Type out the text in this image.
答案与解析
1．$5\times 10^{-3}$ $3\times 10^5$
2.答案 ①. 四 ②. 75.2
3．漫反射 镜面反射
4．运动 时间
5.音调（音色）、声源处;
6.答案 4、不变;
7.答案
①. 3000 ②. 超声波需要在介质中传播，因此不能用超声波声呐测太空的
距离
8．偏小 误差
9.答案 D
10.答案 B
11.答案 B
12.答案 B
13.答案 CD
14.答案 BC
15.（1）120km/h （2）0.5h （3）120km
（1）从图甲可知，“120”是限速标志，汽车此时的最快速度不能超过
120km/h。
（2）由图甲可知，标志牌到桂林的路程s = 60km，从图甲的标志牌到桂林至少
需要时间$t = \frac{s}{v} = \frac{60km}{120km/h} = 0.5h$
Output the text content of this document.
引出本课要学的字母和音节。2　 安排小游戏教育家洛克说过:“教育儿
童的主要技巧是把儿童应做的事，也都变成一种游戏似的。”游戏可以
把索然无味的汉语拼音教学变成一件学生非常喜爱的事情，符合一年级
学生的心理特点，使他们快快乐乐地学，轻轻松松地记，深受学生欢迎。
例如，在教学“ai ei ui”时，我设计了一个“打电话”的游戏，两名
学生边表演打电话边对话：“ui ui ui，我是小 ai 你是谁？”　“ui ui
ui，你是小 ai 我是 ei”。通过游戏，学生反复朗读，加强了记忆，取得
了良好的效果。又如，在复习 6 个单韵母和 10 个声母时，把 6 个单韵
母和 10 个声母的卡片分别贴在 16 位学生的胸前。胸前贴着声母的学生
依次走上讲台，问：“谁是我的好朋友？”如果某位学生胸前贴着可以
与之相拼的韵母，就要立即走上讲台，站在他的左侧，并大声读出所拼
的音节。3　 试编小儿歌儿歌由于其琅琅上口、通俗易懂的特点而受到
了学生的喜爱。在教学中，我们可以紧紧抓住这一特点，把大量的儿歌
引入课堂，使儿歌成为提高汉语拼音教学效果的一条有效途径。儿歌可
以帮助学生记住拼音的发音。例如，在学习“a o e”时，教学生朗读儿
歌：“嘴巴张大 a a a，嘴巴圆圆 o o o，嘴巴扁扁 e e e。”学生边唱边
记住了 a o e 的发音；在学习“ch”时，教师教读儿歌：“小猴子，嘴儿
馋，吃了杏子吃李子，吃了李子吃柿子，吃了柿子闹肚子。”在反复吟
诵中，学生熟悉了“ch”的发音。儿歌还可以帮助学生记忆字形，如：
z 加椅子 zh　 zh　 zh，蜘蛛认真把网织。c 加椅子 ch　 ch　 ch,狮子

:::::

→ **Work required**: Repeat the material from above exactly, word for word.

→ **Reply to the exercise**:
Type out the text in this image.
答案与解析
1．$5\times 10^{-3}$ $3\times 10^5$
2.答案 ①. 四 ②. 75.2
3．漫反射 镜面反射
4．运动 时间
5.音调（音色）、声源处;
6.答案 4、不变;
7.答案
①. 3000 ②. 超声波需要在介质中传播，因此不能用超声波声呐测太空的
距离
8．偏小 误差
9.答案 D
10.答案 B
11.答案 B
12.答案 B
13.答案 CD
14.答案 BC
15.（1）120km/h （2）0.5h （3）120km
（1）从图甲可知，“120”是限速标志，汽车此时的最快速度不能超过
120km/h。
（2）由图甲可知，标志牌到桂林的路程s = 60km，从图甲的标志牌到桂林至少
需要时间$t = \frac{s}{v} = \frac{60km}{120km/h} = 0.5h$
Output the text content of this document.
引出本课要学的字母和音节。2　 安排小游戏教育家洛克说过:“教育儿
童的主要技巧是把儿童应做的事，也都变成一种游戏似的。”游戏可以
把索然无味的汉语拼音教学变成一件学生非常喜爱的事情，符合一年级
学生的心理特点，使他们快快乐乐地学，轻轻松松地记，深受学生欢迎。
例如，在教学“ai ei ui”时，我设计了一个“打电话”的游戏，两名
学生边表演打电话边对话：“ui ui ui，我是小 ai 你是谁？”　“ui ui
ui，你是小 ai 我是 ei”。通过游戏，学生反复朗读，加强了记忆，取得
了良好的效果。又如，在复习 6 个单韵母和 10 个声母时，把 6 个单韵
母和 10 个声母的卡片分别贴在 16 位学生的胸前。胸前贴着声母的学生
依次走上讲台，问：“谁是我的好朋友？”如果某位学生胸前贴着可以
与之相拼的韵母，就要立即走上讲台，站在他的左侧，并大声读出所拼
的音节。3　 试编小儿歌儿歌由于其琅琅上口、通俗易懂的特点而受到
了学生的喜爱。在教学中，我们可以紧紧抓住这一特点，把大量的儿歌
引入课堂，使儿歌成为提高汉语拼音教学效果的一条有效途径。儿歌可
以帮助学生记住拼音的发音。例如，在学习“a o e”时，教学生朗读儿
歌：“嘴巴张大 a a a，嘴巴圆圆 o o o，嘴巴扁扁 e e e。”学生边唱边
记住了 a o e 的发音；在学习“ch”时，教师教读儿歌：“小猴子，嘴儿
馋，吃了杏子吃李子，吃了李子吃柿子，吃了柿子闹肚子。”在反复吟
诵中，学生熟悉了“ch”的发音。儿歌还可以帮助学生记忆字形，如：
z 加椅子 zh　 zh　 zh，蜘蛛认真把网织。c 加椅子 ch　 ch　 ch,狮子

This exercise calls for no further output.